Work required. Pull out every line containing the string "years".
* start Record list *
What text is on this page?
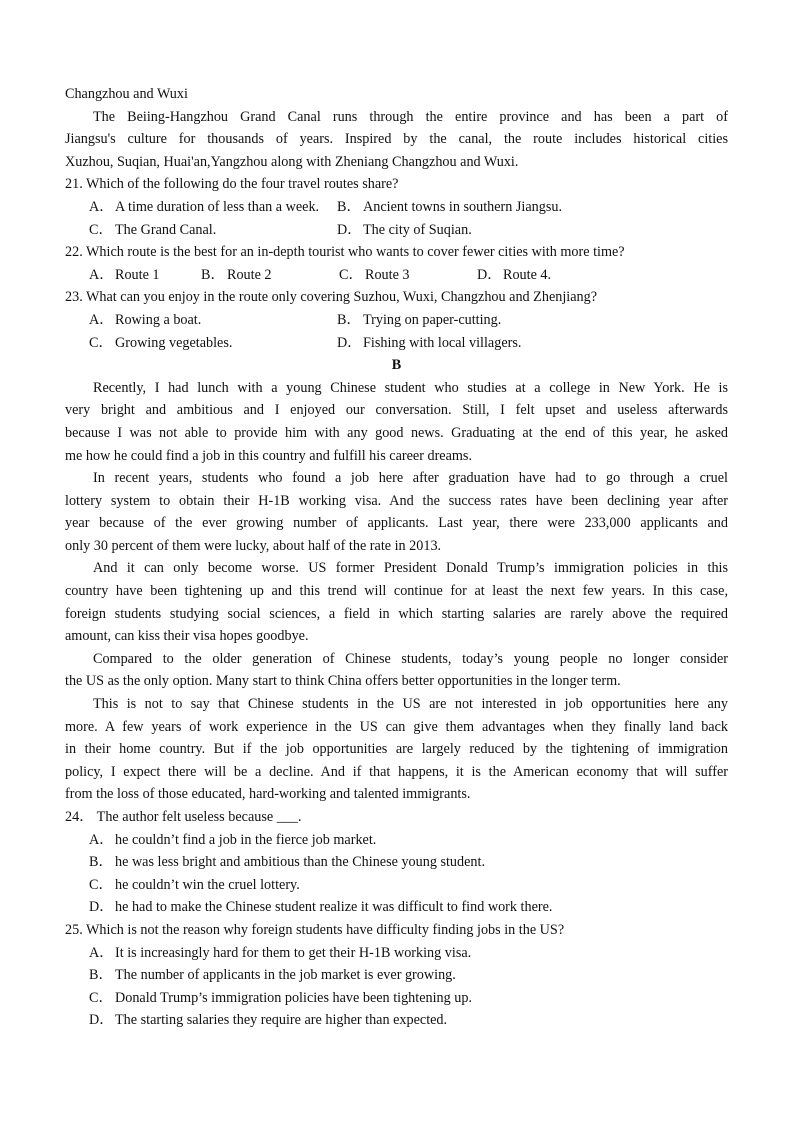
Changzhou and Wuxi
The Beiing-Hangzhou Grand Canal runs through the entire province and has been a part of
Jiangsu's culture for thousands of years. Inspired by the canal, the route includes historical cities
Xuzhou, Suqian, Huai'an,Yangzhou along with Zheniang Changzhou and Wuxi.
21. Which of the following do the four travel routes share?
A． A time duration of less than a week. B． Ancient towns in southern Jiangsu.
C． The Grand Canal.	D． The city of Suqian.
22. Which route is the best for an in-depth tourist who wants to cover fewer cities with more time?
A． Route 1	B． Route 2	C． Route 3	D． Route 4.
23. What can you enjoy in the route only covering Suzhou, Wuxi, Changzhou and Zhenjiang?
A． Rowing a boat.	B． Trying on paper-cutting.
C． Growing vegetables.	D． Fishing with local villagers.
B
Recently, I had lunch with a young Chinese student who studies at a college in New York. He is
very bright and ambitious and I enjoyed our conversation. Still, I felt upset and useless afterwards
because I was not able to provide him with any good news. Graduating at the end of this year, he asked
me how he could find a job in this country and fulfill his career dreams.
In recent years, students who found a job here after graduation have had to go through a cruel
lottery system to obtain their H-1B working visa. And the success rates have been declining year after
year because of the ever growing number of applicants. Last year, there were 233,000 applicants and
only 30 percent of them were lucky, about half of the rate in 2013.
And it can only become worse. US former President Donald Trump’s immigration policies in this
country have been tightening up and this trend will continue for at least the next few years. In this case,
foreign students studying social sciences, a field in which starting salaries are rarely above the required
amount, can kiss their visa hopes goodbye.
Compared to the older generation of Chinese students, today’s young people no longer consider
the US as the only option. Many start to think China offers better opportunities in the longer term.
This is not to say that Chinese students in the US are not interested in job opportunities here any
more. A few years of work experience in the US can give them advantages when they finally land back
in their home country. But if the job opportunities are largely reduced by the tightening of immigration
policy, I expect there will be a decline. And if that happens, it is the American economy that will suffer
from the loss of those educated, hard-working and talented immigrants.
24． The author felt useless because ___.
A． he couldn’t find a job in the fierce job market.
B． he was less bright and ambitious than the Chinese young student.
C． he couldn’t win the cruel lottery.
D． he had to make the Chinese student realize it was difficult to find work there.
25. Which is not the reason why foreign students have difficulty finding jobs in the US?
A． It is increasingly hard for them to get their H-1B working visa.
B． The number of applicants in the job market is ever growing.
C． Donald Trump’s immigration policies have been tightening up.
D． The starting salaries they require are higher than expected.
* end Record list *
Task output.
Jiangsu's culture for thousands of years. Inspired by the canal, the route includes historical cities
In recent years, students who found a job here after graduation have had to go through a cruel
country have been tightening up and this trend will continue for at least the next few years. In this case,
more. A few years of work experience in the US can give them advantages when they finally land back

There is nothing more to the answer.